## Begin Records to use

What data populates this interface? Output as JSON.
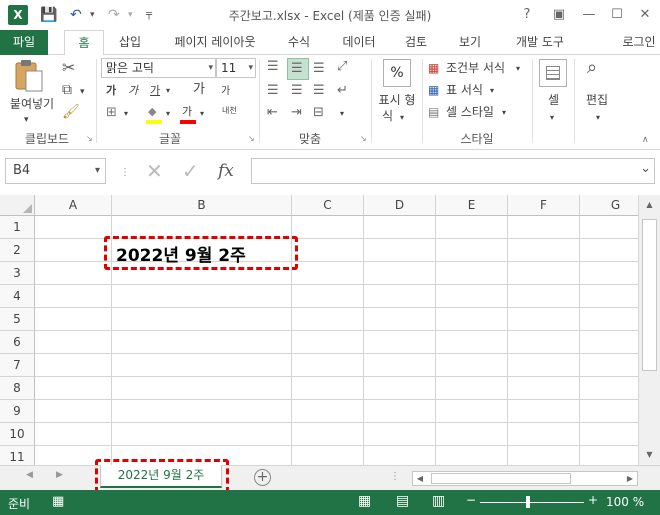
{
  "window": {
    "title": "주간보고.xlsx - Excel (제품 인증 실패)",
    "help": "?",
    "minimize": "—",
    "maximize": "☐",
    "close": "✕"
  },
  "quick_access": {
    "app_icon": "X",
    "save": "💾",
    "undo": "↶",
    "redo": "↷",
    "customize": "╤"
  },
  "tabs": [
    "파일",
    "홈",
    "삽입",
    "페이지 레이아웃",
    "수식",
    "데이터",
    "검토",
    "보기",
    "개발 도구"
  ],
  "signin": "로그인",
  "ribbon": {
    "clipboard": {
      "paste": "붙여넣기",
      "group": "클립보드"
    },
    "font": {
      "name": "맑은 고딕",
      "size": "11",
      "bold": "가",
      "italic": "가",
      "underline": "가",
      "grow": "가",
      "shrink": "가",
      "fill": "◆",
      "color": "가",
      "phonetic": "내천",
      "group": "글꼴"
    },
    "alignment": {
      "group": "맞춤"
    },
    "number": {
      "button_icon": "%",
      "button_line1": "표시 형",
      "button_line2": "식",
      "group": ""
    },
    "styles": {
      "conditional": "조건부 서식",
      "table": "표 서식",
      "cell": "셀 스타일",
      "group": "스타일"
    },
    "cells": {
      "label": "셀"
    },
    "editing": {
      "label": "편집"
    }
  },
  "formula_bar": {
    "name_box": "B4",
    "fx": "fx",
    "value": ""
  },
  "grid": {
    "columns": [
      "A",
      "B",
      "C",
      "D",
      "E",
      "F",
      "G"
    ],
    "rows": [
      "1",
      "2",
      "3",
      "4",
      "5",
      "6",
      "7",
      "8",
      "9",
      "10",
      "11"
    ],
    "selected_column": "B",
    "b2_value": "2022년 9월 2주"
  },
  "sheets": {
    "active": "2022년 9월 2주",
    "add": "+"
  },
  "status": {
    "mode": "준비",
    "zoom": "100 %"
  },
  "colors": {
    "excel_green": "#217346",
    "annotation_red": "#e00000"
  }
}
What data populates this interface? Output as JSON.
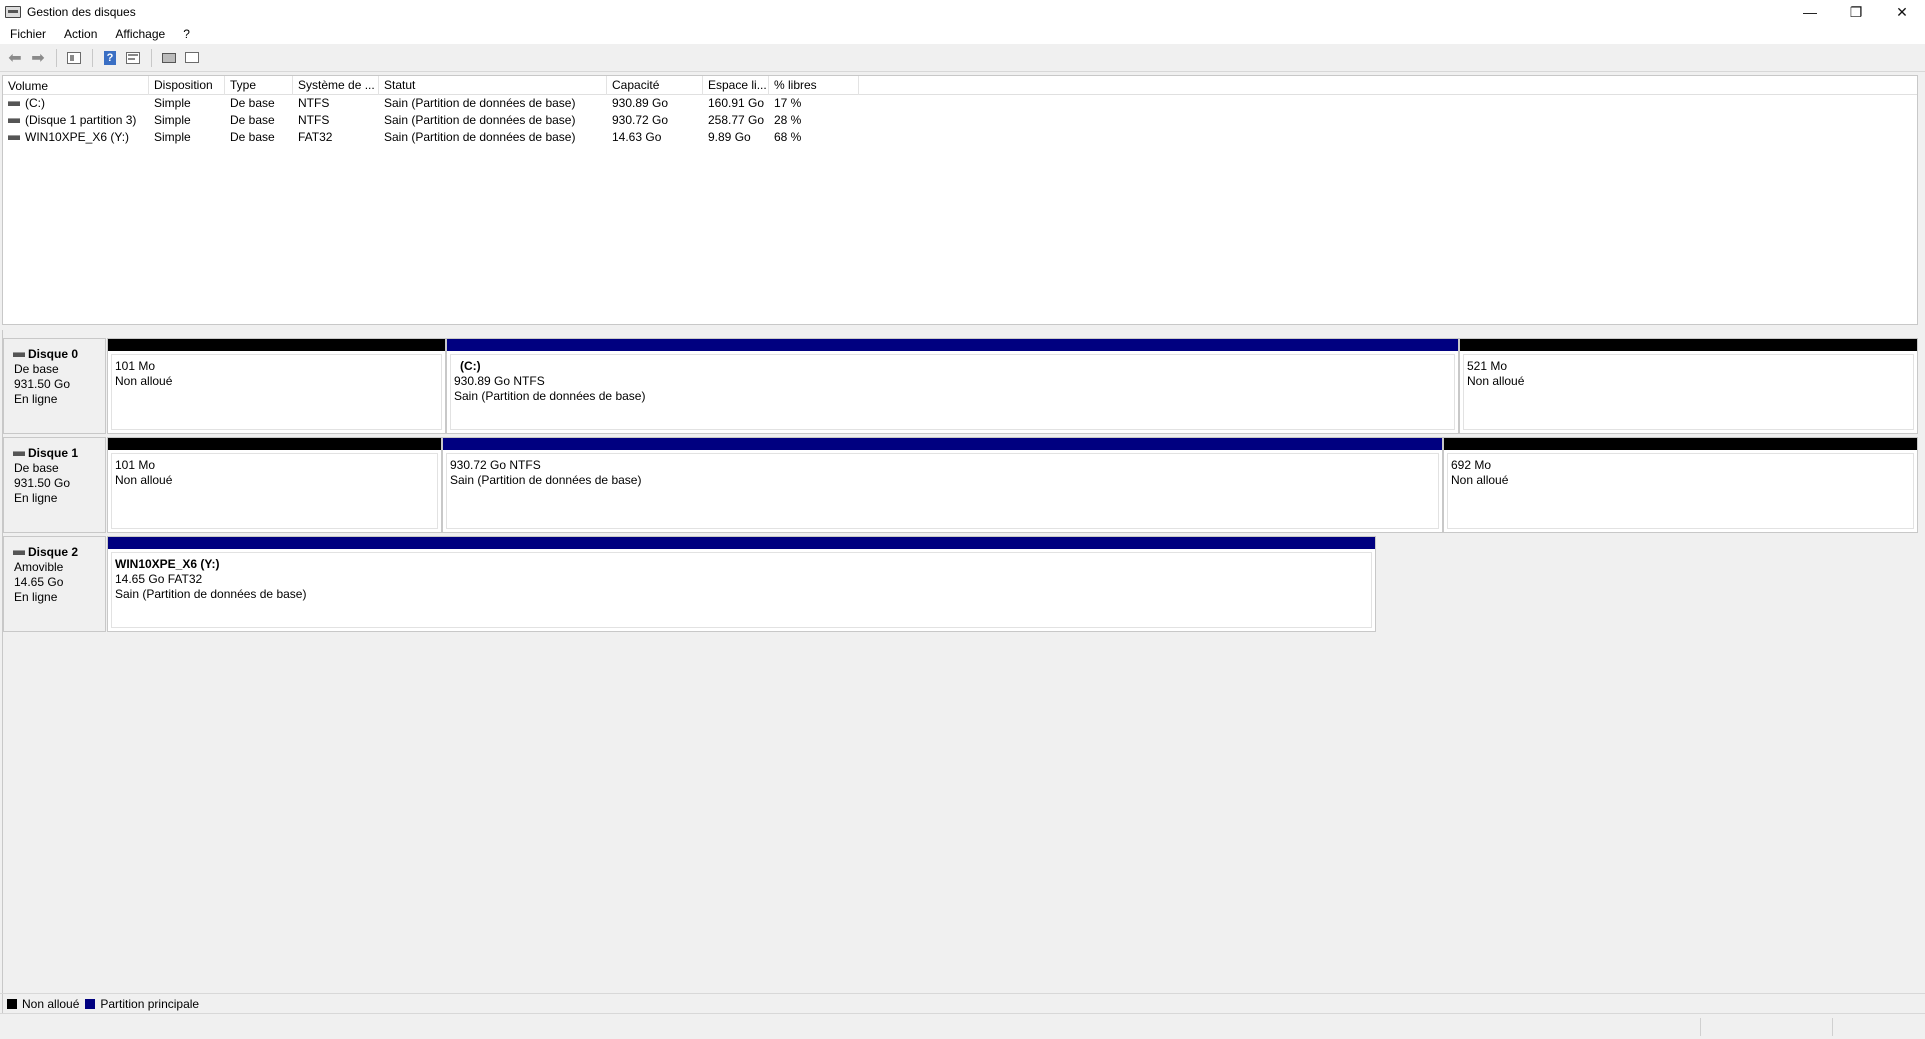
{
  "window": {
    "title": "Gestion des disques",
    "minimize_glyph": "—",
    "maximize_glyph": "❐",
    "close_glyph": "✕"
  },
  "menu": {
    "items": [
      "Fichier",
      "Action",
      "Affichage",
      "?"
    ]
  },
  "toolbar": {
    "icons": [
      "back-arrow-icon",
      "forward-arrow-icon",
      "console-tree-icon",
      "help-icon",
      "properties-icon",
      "disk-connect-icon",
      "panel-icon"
    ]
  },
  "volume_list": {
    "headers": [
      "Volume",
      "Disposition",
      "Type",
      "Système de ...",
      "Statut",
      "Capacité",
      "Espace li...",
      "% libres"
    ],
    "rows": [
      {
        "volume": "(C:)",
        "disposition": "Simple",
        "type": "De base",
        "fs": "NTFS",
        "status": "Sain (Partition de données de base)",
        "capacity": "930.89 Go",
        "free": "160.91 Go",
        "pct": "17 %"
      },
      {
        "volume": "(Disque 1 partition 3)",
        "disposition": "Simple",
        "type": "De base",
        "fs": "NTFS",
        "status": "Sain (Partition de données de base)",
        "capacity": "930.72 Go",
        "free": "258.77 Go",
        "pct": "28 %"
      },
      {
        "volume": "WIN10XPE_X6 (Y:)",
        "disposition": "Simple",
        "type": "De base",
        "fs": "FAT32",
        "status": "Sain (Partition de données de base)",
        "capacity": "14.63 Go",
        "free": "9.89 Go",
        "pct": "68 %"
      }
    ]
  },
  "disks": [
    {
      "name": "Disque 0",
      "kind": "De base",
      "size": "931.50 Go",
      "state": "En ligne",
      "partitions": [
        {
          "title": "",
          "line1": "101 Mo",
          "line2": "Non alloué",
          "color": "#000000"
        },
        {
          "title": "(C:)",
          "line1": "930.89 Go NTFS",
          "line2": "Sain (Partition de données de base)",
          "color": "#000080"
        },
        {
          "title": "",
          "line1": "521 Mo",
          "line2": "Non alloué",
          "color": "#000000"
        }
      ]
    },
    {
      "name": "Disque 1",
      "kind": "De base",
      "size": "931.50 Go",
      "state": "En ligne",
      "partitions": [
        {
          "title": "",
          "line1": "101 Mo",
          "line2": "Non alloué",
          "color": "#000000"
        },
        {
          "title": "",
          "line1": "930.72 Go NTFS",
          "line2": "Sain (Partition de données de base)",
          "color": "#000080"
        },
        {
          "title": "",
          "line1": "692 Mo",
          "line2": "Non alloué",
          "color": "#000000"
        }
      ]
    },
    {
      "name": "Disque 2",
      "kind": "Amovible",
      "size": "14.65 Go",
      "state": "En ligne",
      "partitions": [
        {
          "title": "WIN10XPE_X6  (Y:)",
          "line1": "14.65 Go FAT32",
          "line2": "Sain (Partition de données de base)",
          "color": "#000080"
        }
      ]
    }
  ],
  "legend": [
    {
      "label": "Non alloué",
      "color": "#000000"
    },
    {
      "label": "Partition principale",
      "color": "#000080"
    }
  ]
}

## End Records to use

→ **Goal of the exercise**:
All records must be output exactly as they are, except for the pictures, which are left out.

→ **Reply to the task**:
What data populates this interface? Output as JSON.
{
  "window": {
    "title": "주간보고.xlsx - Excel (제품 인증 실패)",
    "help": "?",
    "minimize": "—",
    "maximize": "☐",
    "close": "✕"
  },
  "quick_access": {
    "app_icon": "X",
    "save": "💾",
    "undo": "↶",
    "redo": "↷",
    "customize": "╤"
  },
  "tabs": [
    "파일",
    "홈",
    "삽입",
    "페이지 레이아웃",
    "수식",
    "데이터",
    "검토",
    "보기",
    "개발 도구"
  ],
  "signin": "로그인",
  "ribbon": {
    "clipboard": {
      "paste": "붙여넣기",
      "group": "클립보드"
    },
    "font": {
      "name": "맑은 고딕",
      "size": "11",
      "bold": "가",
      "italic": "가",
      "underline": "가",
      "grow": "가",
      "shrink": "가",
      "fill": "◆",
      "color": "가",
      "phonetic": "내천",
      "group": "글꼴"
    },
    "alignment": {
      "group": "맞춤"
    },
    "number": {
      "button_icon": "%",
      "button_line1": "표시 형",
      "button_line2": "식",
      "group": ""
    },
    "styles": {
      "conditional": "조건부 서식",
      "table": "표 서식",
      "cell": "셀 스타일",
      "group": "스타일"
    },
    "cells": {
      "label": "셀"
    },
    "editing": {
      "label": "편집"
    }
  },
  "formula_bar": {
    "name_box": "B4",
    "fx": "fx",
    "value": ""
  },
  "grid": {
    "columns": [
      "A",
      "B",
      "C",
      "D",
      "E",
      "F",
      "G"
    ],
    "rows": [
      "1",
      "2",
      "3",
      "4",
      "5",
      "6",
      "7",
      "8",
      "9",
      "10",
      "11"
    ],
    "selected_column": "B",
    "b2_value": "2022년 9월 2주"
  },
  "sheets": {
    "active": "2022년 9월 2주",
    "add": "+"
  },
  "status": {
    "mode": "준비",
    "zoom": "100 %"
  },
  "colors": {
    "excel_green": "#217346",
    "annotation_red": "#e00000"
  }
}
What data populates this interface? Output as JSON.
{
  "window": {
    "title": "Gestion des disques",
    "minimize_glyph": "—",
    "maximize_glyph": "❐",
    "close_glyph": "✕"
  },
  "menu": {
    "items": [
      "Fichier",
      "Action",
      "Affichage",
      "?"
    ]
  },
  "toolbar": {
    "icons": [
      "back-arrow-icon",
      "forward-arrow-icon",
      "console-tree-icon",
      "help-icon",
      "properties-icon",
      "disk-connect-icon",
      "panel-icon"
    ]
  },
  "volume_list": {
    "headers": [
      "Volume",
      "Disposition",
      "Type",
      "Système de ...",
      "Statut",
      "Capacité",
      "Espace li...",
      "% libres"
    ],
    "rows": [
      {
        "volume": "(C:)",
        "disposition": "Simple",
        "type": "De base",
        "fs": "NTFS",
        "status": "Sain (Partition de données de base)",
        "capacity": "930.89 Go",
        "free": "160.91 Go",
        "pct": "17 %"
      },
      {
        "volume": "(Disque 1 partition 3)",
        "disposition": "Simple",
        "type": "De base",
        "fs": "NTFS",
        "status": "Sain (Partition de données de base)",
        "capacity": "930.72 Go",
        "free": "258.77 Go",
        "pct": "28 %"
      },
      {
        "volume": "WIN10XPE_X6 (Y:)",
        "disposition": "Simple",
        "type": "De base",
        "fs": "FAT32",
        "status": "Sain (Partition de données de base)",
        "capacity": "14.63 Go",
        "free": "9.89 Go",
        "pct": "68 %"
      }
    ]
  },
  "disks": [
    {
      "name": "Disque 0",
      "kind": "De base",
      "size": "931.50 Go",
      "state": "En ligne",
      "partitions": [
        {
          "title": "",
          "line1": "101 Mo",
          "line2": "Non alloué",
          "color": "#000000"
        },
        {
          "title": "(C:)",
          "line1": "930.89 Go NTFS",
          "line2": "Sain (Partition de données de base)",
          "color": "#000080"
        },
        {
          "title": "",
          "line1": "521 Mo",
          "line2": "Non alloué",
          "color": "#000000"
        }
      ]
    },
    {
      "name": "Disque 1",
      "kind": "De base",
      "size": "931.50 Go",
      "state": "En ligne",
      "partitions": [
        {
          "title": "",
          "line1": "101 Mo",
          "line2": "Non alloué",
          "color": "#000000"
        },
        {
          "title": "",
          "line1": "930.72 Go NTFS",
          "line2": "Sain (Partition de données de base)",
          "color": "#000080"
        },
        {
          "title": "",
          "line1": "692 Mo",
          "line2": "Non alloué",
          "color": "#000000"
        }
      ]
    },
    {
      "name": "Disque 2",
      "kind": "Amovible",
      "size": "14.65 Go",
      "state": "En ligne",
      "partitions": [
        {
          "title": "WIN10XPE_X6  (Y:)",
          "line1": "14.65 Go FAT32",
          "line2": "Sain (Partition de données de base)",
          "color": "#000080"
        }
      ]
    }
  ],
  "legend": [
    {
      "label": "Non alloué",
      "color": "#000000"
    },
    {
      "label": "Partition principale",
      "color": "#000080"
    }
  ]
}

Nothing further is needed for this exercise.